_Required task:_ Look through the entries below and report how many lines hold the string "ناجحا". Only the number is wanted.

_Provided data:_
● ● ● ● ● ● ●

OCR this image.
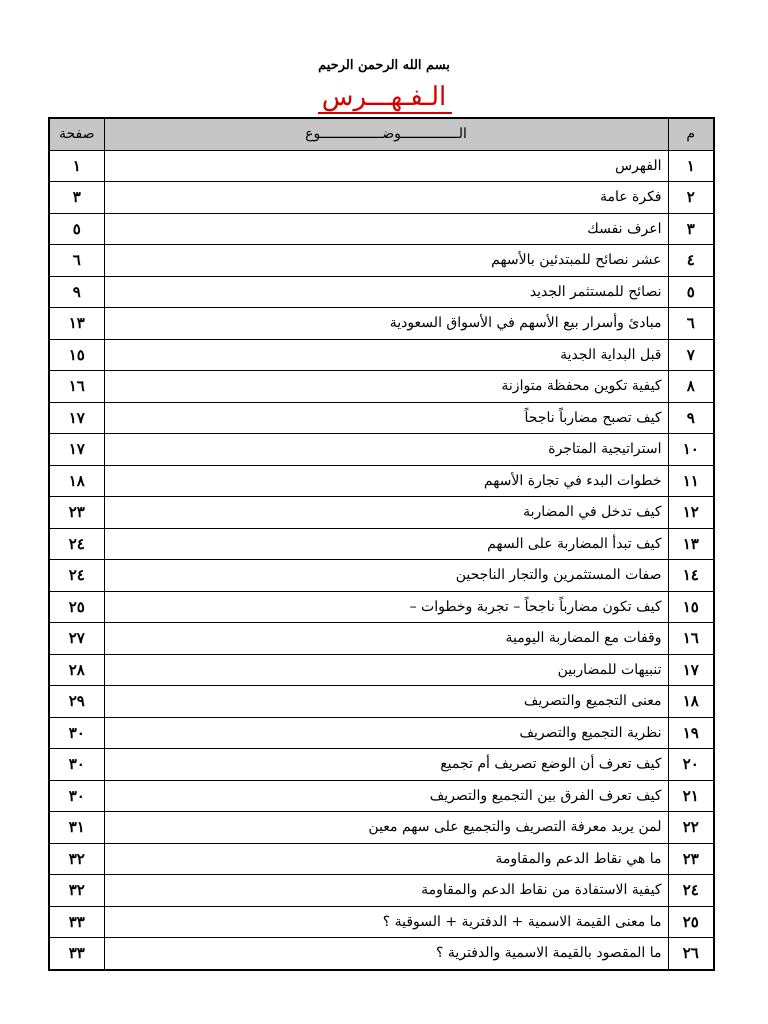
بسم الله الرحمن الرحيم
الـفـهـــرس
م	الــــــــــــــوضـــــــــــــــوع	صفحة
١	الفهرس	١
٢	فكرة عامة	٣
٣	اعرف نفسك	٥
٤	عشر نصائح للمبتدئين بالأسهم	٦
٥	نصائح للمستثمر الجديد	٩
٦	مبادئ وأسرار بيع الأسهم في الأسواق السعودية	١٣
٧	قبل البداية الجدية	١٥
٨	كيفية تكوين محفظة متوازنة	١٦
٩	كيف تصبح مضارباً ناجحاً	١٧
١٠	استراتيجية المتاجرة	١٧
١١	خطوات البدء في تجارة الأسهم	١٨
١٢	كيف تدخل في المضاربة	٢٣
١٣	كيف تبدأ المضاربة على السهم	٢٤
١٤	صفات المستثمرين والتجار الناجحين	٢٤
١٥	كيف تكون مضارباً ناجحاً – تجربة وخطوات –	٢٥
١٦	وقفات مع المضاربة اليومية	٢٧
١٧	تنبيهات للمضاربين	٢٨
١٨	معنى التجميع والتصريف	٢٩
١٩	نظرية التجميع والتصريف	٣٠
٢٠	كيف تعرف أن الوضع تصريف أم تجميع	٣٠
٢١	كيف تعرف الفرق بين التجميع والتصريف	٣٠
٢٢	لمن يريد معرفة التصريف والتجميع على سهم معين	٣١
٢٣	ما هي نقاط الدعم والمقاومة	٣٢
٢٤	كيفية الاستفادة من نقاط الدعم والمقاومة	٣٢
٢٥	ما معنى القيمة الاسمية + الدفترية + السوقية ؟	٣٣
٢٦	ما المقصود بالقيمة الاسمية والدفترية ؟	٣٣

● ● ● ● ● ● ●

_Output of the exercise:_ 2